YOUR TASK:
Write out each line of the listing as it stands, without the images.

DATA LISTING:

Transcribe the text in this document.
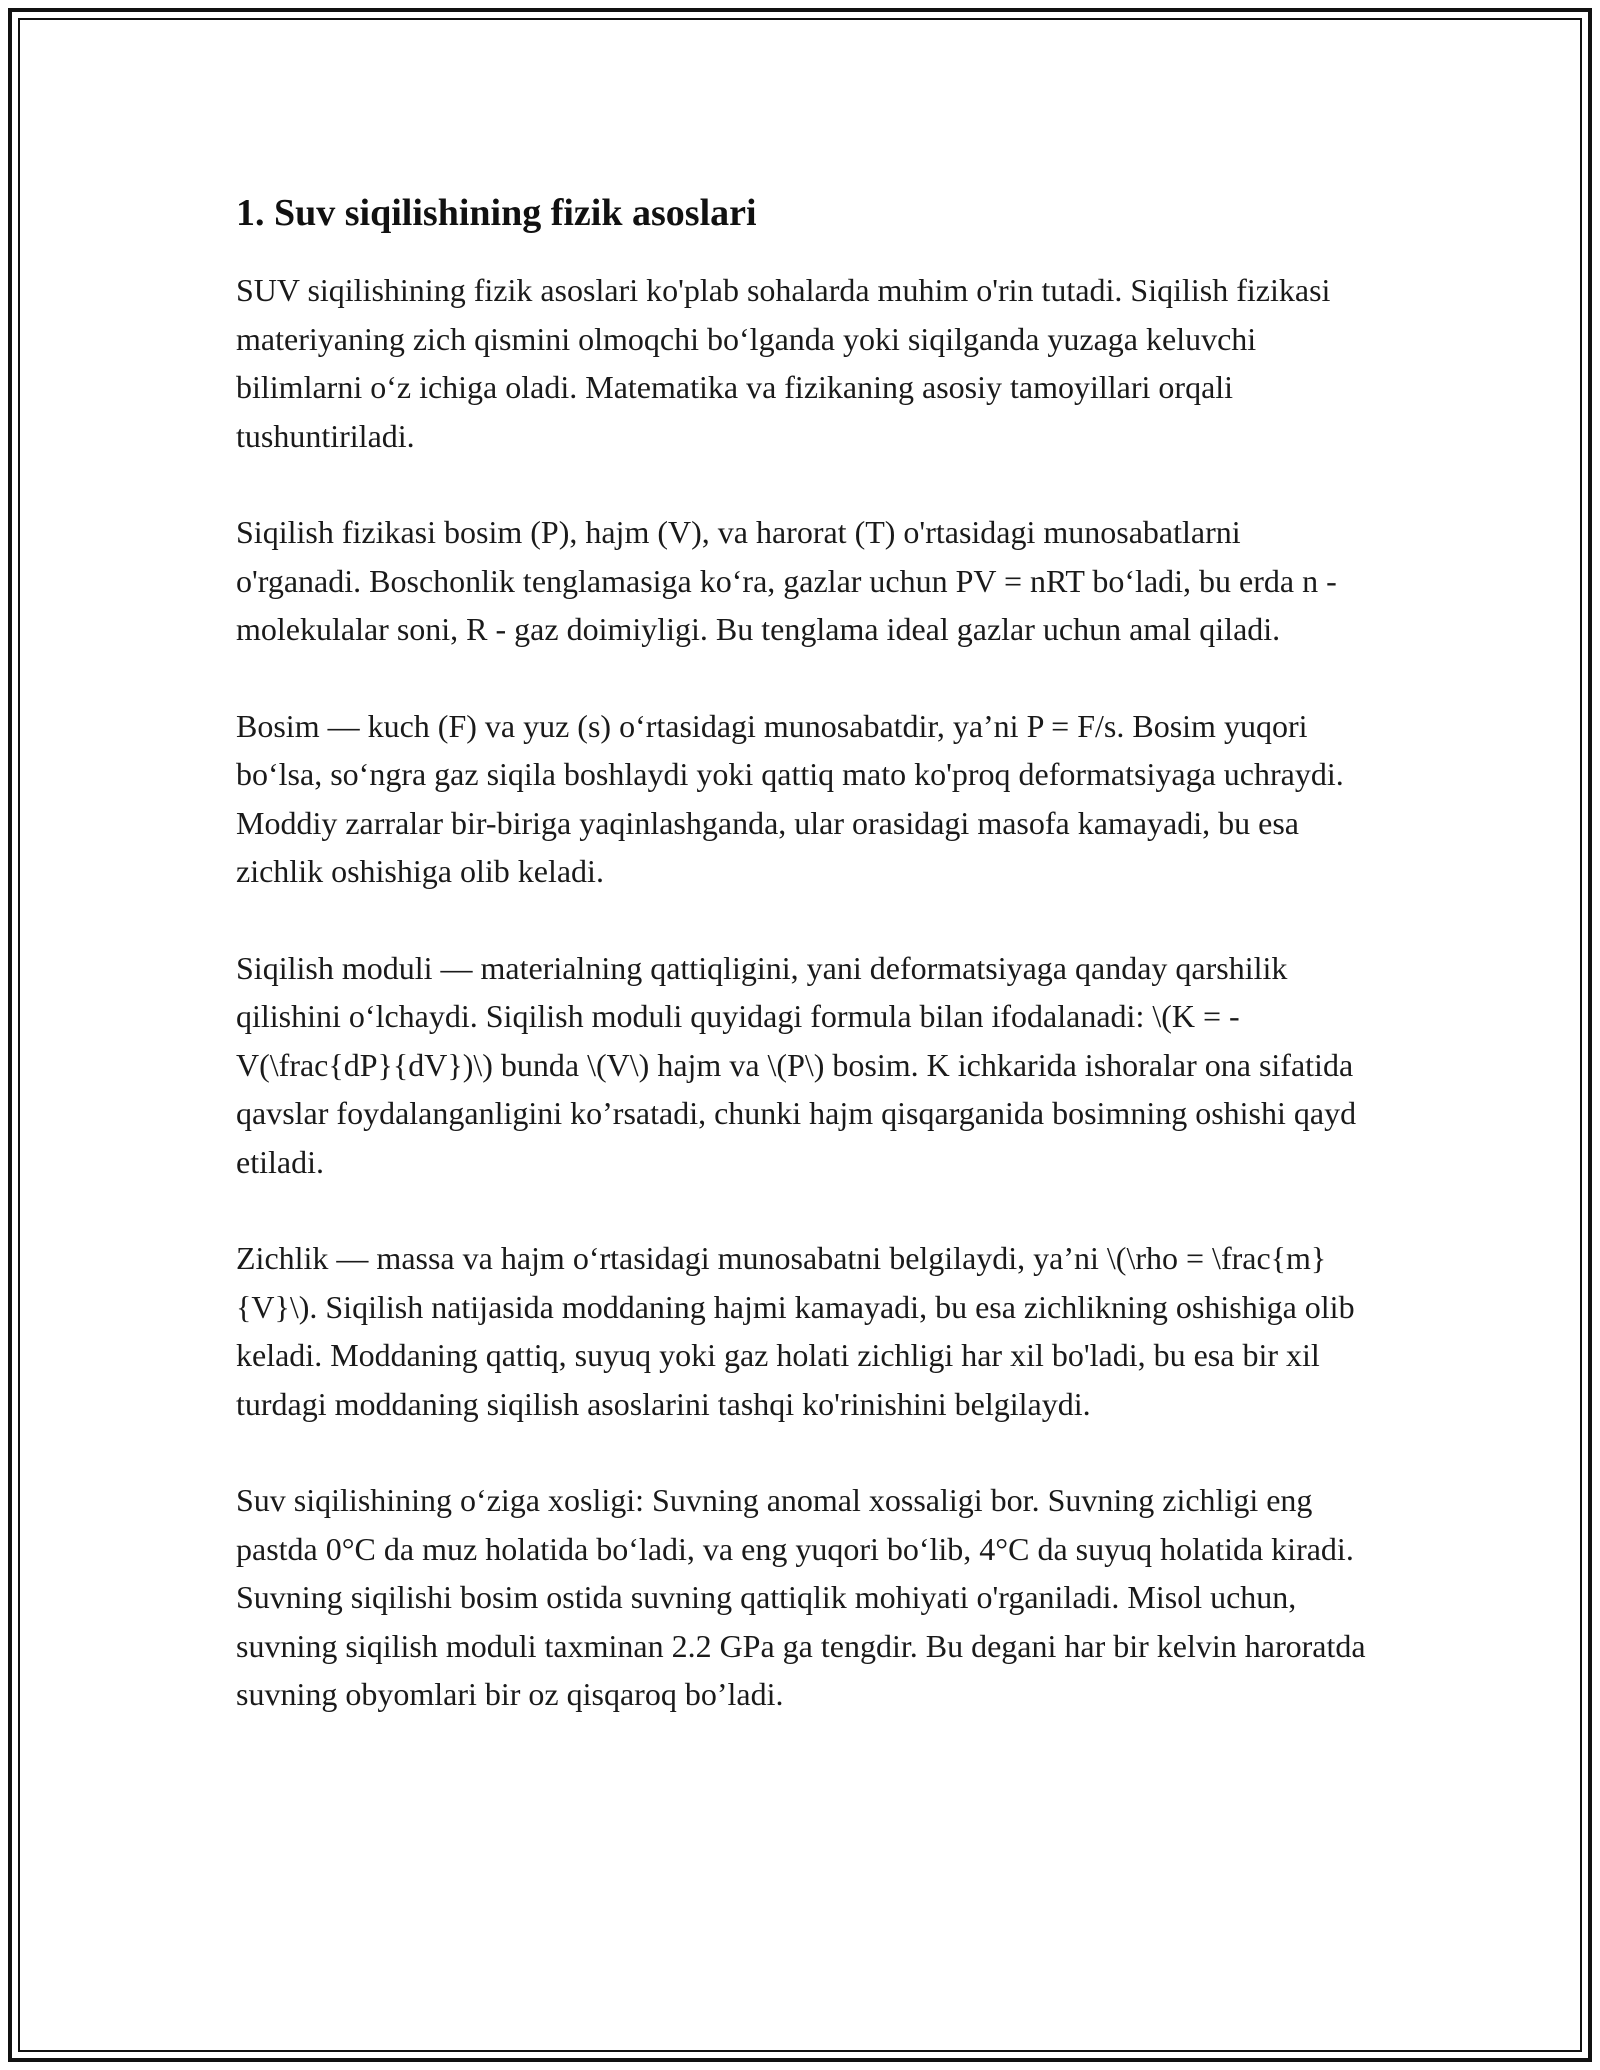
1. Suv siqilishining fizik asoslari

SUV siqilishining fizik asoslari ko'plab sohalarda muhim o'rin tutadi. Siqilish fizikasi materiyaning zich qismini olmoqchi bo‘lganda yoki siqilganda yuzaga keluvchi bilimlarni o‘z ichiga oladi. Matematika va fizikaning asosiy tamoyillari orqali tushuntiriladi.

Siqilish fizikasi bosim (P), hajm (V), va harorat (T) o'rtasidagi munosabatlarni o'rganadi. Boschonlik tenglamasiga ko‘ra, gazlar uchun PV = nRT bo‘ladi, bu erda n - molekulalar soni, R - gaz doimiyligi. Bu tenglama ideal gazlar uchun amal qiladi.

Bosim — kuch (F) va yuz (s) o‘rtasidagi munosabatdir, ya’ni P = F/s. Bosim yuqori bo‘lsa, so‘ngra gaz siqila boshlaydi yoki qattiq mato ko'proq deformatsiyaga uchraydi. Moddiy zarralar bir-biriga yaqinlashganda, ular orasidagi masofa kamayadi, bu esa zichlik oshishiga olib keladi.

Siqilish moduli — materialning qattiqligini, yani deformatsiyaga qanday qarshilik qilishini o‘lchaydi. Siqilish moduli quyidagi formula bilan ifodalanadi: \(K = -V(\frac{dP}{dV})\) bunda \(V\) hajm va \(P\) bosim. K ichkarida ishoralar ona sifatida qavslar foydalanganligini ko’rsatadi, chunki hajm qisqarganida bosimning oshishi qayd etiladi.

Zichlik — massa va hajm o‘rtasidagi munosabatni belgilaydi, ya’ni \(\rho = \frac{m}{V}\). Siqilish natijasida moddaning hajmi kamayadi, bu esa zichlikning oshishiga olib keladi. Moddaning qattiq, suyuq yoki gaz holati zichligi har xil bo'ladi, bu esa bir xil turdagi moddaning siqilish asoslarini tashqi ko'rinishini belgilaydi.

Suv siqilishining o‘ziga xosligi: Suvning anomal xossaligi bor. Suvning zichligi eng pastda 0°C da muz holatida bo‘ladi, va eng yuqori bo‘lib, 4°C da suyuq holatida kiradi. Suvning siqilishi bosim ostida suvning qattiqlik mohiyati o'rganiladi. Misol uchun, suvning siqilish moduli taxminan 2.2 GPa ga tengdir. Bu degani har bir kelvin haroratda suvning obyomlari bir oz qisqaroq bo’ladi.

ANSWER TO THIS TASK:
Transcribe the text in this document.
1. Suv siqilishining fizik asoslari

SUV siqilishining fizik asoslari ko'plab sohalarda muhim o'rin tutadi. Siqilish fizikasi materiyaning zich qismini olmoqchi bo‘lganda yoki siqilganda yuzaga keluvchi bilimlarni o‘z ichiga oladi. Matematika va fizikaning asosiy tamoyillari orqali tushuntiriladi.

Siqilish fizikasi bosim (P), hajm (V), va harorat (T) o'rtasidagi munosabatlarni o'rganadi. Boschonlik tenglamasiga ko‘ra, gazlar uchun PV = nRT bo‘ladi, bu erda n - molekulalar soni, R - gaz doimiyligi. Bu tenglama ideal gazlar uchun amal qiladi.

Bosim — kuch (F) va yuz (s) o‘rtasidagi munosabatdir, ya’ni P = F/s. Bosim yuqori bo‘lsa, so‘ngra gaz siqila boshlaydi yoki qattiq mato ko'proq deformatsiyaga uchraydi. Moddiy zarralar bir-biriga yaqinlashganda, ular orasidagi masofa kamayadi, bu esa zichlik oshishiga olib keladi.

Siqilish moduli — materialning qattiqligini, yani deformatsiyaga qanday qarshilik qilishini o‘lchaydi. Siqilish moduli quyidagi formula bilan ifodalanadi: \(K = -V(\frac{dP}{dV})\) bunda \(V\) hajm va \(P\) bosim. K ichkarida ishoralar ona sifatida qavslar foydalanganligini ko’rsatadi, chunki hajm qisqarganida bosimning oshishi qayd etiladi.

Zichlik — massa va hajm o‘rtasidagi munosabatni belgilaydi, ya’ni \(\rho = \frac{m}{V}\). Siqilish natijasida moddaning hajmi kamayadi, bu esa zichlikning oshishiga olib keladi. Moddaning qattiq, suyuq yoki gaz holati zichligi har xil bo'ladi, bu esa bir xil turdagi moddaning siqilish asoslarini tashqi ko'rinishini belgilaydi.

Suv siqilishining o‘ziga xosligi: Suvning anomal xossaligi bor. Suvning zichligi eng pastda 0°C da muz holatida bo‘ladi, va eng yuqori bo‘lib, 4°C da suyuq holatida kiradi. Suvning siqilishi bosim ostida suvning qattiqlik mohiyati o'rganiladi. Misol uchun, suvning siqilish moduli taxminan 2.2 GPa ga tengdir. Bu degani har bir kelvin haroratda suvning obyomlari bir oz qisqaroq bo’ladi.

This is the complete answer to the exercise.